*Your objective*
Exact reproduction is required for all entries.

[Extracted records]
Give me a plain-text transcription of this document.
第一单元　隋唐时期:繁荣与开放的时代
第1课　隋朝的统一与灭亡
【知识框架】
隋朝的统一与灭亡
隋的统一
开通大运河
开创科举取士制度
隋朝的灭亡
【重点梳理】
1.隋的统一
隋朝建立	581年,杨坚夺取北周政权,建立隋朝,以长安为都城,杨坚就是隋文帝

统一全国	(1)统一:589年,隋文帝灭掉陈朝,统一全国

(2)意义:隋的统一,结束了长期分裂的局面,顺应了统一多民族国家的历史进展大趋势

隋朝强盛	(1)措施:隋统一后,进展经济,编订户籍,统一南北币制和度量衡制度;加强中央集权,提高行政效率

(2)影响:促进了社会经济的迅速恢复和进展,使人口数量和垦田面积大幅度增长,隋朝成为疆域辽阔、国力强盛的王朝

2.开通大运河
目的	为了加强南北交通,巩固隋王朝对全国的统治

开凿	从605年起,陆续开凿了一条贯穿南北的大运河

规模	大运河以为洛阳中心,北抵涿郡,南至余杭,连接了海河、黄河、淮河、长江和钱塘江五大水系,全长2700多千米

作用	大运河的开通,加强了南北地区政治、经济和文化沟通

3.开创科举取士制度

*Solution to the exercise*
Give me a plain-text transcription of this document.
第一单元　隋唐时期:繁荣与开放的时代
第1课　隋朝的统一与灭亡
【知识框架】
隋朝的统一与灭亡
隋的统一
开通大运河
开创科举取士制度
隋朝的灭亡
【重点梳理】
1.隋的统一
隋朝建立	581年,杨坚夺取北周政权,建立隋朝,以长安为都城,杨坚就是隋文帝

统一全国	(1)统一:589年,隋文帝灭掉陈朝,统一全国

(2)意义:隋的统一,结束了长期分裂的局面,顺应了统一多民族国家的历史进展大趋势

隋朝强盛	(1)措施:隋统一后,进展经济,编订户籍,统一南北币制和度量衡制度;加强中央集权,提高行政效率

(2)影响:促进了社会经济的迅速恢复和进展,使人口数量和垦田面积大幅度增长,隋朝成为疆域辽阔、国力强盛的王朝

2.开通大运河
目的	为了加强南北交通,巩固隋王朝对全国的统治

开凿	从605年起,陆续开凿了一条贯穿南北的大运河

规模	大运河以为洛阳中心,北抵涿郡,南至余杭,连接了海河、黄河、淮河、长江和钱塘江五大水系,全长2700多千米

作用	大运河的开通,加强了南北地区政治、经济和文化沟通

3.开创科举取士制度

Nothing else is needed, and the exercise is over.